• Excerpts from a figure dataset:
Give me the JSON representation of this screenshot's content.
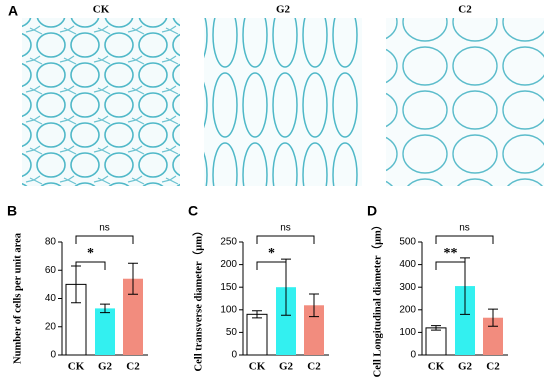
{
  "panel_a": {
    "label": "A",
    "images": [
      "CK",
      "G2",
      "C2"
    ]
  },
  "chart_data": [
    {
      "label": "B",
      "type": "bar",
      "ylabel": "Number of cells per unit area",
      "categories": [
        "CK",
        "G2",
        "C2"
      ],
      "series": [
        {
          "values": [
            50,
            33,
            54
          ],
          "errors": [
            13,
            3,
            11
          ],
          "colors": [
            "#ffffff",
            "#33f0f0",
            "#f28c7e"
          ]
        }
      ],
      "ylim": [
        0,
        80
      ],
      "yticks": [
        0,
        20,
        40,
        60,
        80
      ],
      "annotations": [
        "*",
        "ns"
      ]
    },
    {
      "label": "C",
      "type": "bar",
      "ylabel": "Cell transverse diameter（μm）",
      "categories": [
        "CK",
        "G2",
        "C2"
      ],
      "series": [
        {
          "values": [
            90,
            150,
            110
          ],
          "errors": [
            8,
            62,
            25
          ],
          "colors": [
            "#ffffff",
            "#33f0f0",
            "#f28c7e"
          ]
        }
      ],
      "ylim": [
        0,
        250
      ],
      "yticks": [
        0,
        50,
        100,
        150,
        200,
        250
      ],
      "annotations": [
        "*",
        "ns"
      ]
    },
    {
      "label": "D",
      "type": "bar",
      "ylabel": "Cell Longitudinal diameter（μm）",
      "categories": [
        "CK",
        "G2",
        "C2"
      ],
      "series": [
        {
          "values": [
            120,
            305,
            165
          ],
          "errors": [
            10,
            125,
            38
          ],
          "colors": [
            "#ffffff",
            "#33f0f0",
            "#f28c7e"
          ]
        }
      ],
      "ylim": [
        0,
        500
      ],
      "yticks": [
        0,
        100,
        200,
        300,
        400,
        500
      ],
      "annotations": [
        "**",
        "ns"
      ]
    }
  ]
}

• Problem statement: Look through the entries and work out how many lines have the word "ylabel" in them; reply with that number only.

• Answer box: 3